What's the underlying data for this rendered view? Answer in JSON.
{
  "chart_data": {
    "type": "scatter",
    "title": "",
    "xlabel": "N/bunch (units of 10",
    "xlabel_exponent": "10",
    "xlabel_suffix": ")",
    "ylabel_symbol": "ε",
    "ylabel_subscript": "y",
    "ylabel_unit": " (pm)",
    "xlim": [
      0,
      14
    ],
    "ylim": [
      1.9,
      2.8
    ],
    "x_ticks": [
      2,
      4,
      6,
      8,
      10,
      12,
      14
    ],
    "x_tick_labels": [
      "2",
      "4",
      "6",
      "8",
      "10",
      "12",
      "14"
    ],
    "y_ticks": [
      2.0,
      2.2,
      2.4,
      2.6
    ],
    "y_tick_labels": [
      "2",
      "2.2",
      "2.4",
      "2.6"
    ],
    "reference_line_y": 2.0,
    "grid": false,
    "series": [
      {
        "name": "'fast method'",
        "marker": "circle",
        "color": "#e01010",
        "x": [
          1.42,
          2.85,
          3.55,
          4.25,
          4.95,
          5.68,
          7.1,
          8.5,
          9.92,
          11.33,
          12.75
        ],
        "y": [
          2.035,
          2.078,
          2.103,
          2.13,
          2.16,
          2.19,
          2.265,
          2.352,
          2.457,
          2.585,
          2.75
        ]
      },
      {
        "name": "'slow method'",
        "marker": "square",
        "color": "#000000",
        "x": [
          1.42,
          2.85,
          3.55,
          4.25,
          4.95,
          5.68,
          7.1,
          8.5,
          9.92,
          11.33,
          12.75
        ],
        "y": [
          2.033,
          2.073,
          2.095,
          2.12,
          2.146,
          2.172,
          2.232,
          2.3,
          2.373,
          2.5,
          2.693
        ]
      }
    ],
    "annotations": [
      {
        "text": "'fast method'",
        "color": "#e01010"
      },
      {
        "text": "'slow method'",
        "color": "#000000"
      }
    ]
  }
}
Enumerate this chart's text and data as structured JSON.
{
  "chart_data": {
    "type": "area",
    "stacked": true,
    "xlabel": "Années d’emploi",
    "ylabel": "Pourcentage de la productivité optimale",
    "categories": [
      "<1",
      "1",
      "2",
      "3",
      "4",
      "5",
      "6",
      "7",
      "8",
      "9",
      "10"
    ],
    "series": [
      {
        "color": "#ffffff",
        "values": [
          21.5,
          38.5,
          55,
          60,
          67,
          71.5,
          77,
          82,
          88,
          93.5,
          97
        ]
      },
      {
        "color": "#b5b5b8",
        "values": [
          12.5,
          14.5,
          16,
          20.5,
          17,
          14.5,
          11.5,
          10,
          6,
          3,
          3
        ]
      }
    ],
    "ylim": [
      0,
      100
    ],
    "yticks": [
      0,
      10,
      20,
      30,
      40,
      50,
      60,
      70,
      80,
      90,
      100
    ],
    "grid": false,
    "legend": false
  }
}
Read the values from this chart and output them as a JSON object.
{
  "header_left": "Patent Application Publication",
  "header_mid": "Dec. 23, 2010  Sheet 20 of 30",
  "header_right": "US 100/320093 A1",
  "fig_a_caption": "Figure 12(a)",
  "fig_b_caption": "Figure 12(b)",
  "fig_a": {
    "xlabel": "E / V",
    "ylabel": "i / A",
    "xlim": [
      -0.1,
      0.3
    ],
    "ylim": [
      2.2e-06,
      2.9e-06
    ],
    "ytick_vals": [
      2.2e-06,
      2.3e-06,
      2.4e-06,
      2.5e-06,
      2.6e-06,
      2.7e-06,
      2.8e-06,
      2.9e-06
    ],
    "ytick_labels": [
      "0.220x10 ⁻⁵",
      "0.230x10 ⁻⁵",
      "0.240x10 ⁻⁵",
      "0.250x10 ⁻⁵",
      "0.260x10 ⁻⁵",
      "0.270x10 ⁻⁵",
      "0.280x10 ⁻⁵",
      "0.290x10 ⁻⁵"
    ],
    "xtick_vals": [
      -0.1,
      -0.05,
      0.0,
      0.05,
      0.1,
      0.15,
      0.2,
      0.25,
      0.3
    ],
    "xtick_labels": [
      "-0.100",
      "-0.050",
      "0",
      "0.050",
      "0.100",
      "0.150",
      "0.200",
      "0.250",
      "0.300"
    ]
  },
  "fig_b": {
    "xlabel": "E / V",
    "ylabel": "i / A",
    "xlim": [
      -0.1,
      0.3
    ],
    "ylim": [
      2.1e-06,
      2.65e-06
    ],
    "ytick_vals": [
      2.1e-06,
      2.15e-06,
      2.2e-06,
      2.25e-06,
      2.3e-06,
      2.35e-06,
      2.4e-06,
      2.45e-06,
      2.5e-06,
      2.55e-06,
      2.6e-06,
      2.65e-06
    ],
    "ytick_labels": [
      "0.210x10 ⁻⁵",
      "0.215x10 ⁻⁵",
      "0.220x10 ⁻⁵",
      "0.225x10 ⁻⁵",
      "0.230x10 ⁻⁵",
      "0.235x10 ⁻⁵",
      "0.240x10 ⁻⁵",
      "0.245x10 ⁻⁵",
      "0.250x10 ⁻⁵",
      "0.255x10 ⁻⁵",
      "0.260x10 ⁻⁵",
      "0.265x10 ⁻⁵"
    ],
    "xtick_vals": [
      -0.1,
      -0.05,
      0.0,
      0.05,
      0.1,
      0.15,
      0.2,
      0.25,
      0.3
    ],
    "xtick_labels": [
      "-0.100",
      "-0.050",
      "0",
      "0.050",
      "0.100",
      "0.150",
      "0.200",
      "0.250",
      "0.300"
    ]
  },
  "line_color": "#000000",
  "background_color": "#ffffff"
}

WHAT YOU WILL DO:
Return nothing except the number of lines that include the string "text".

EXERCISE RESPONSE:
3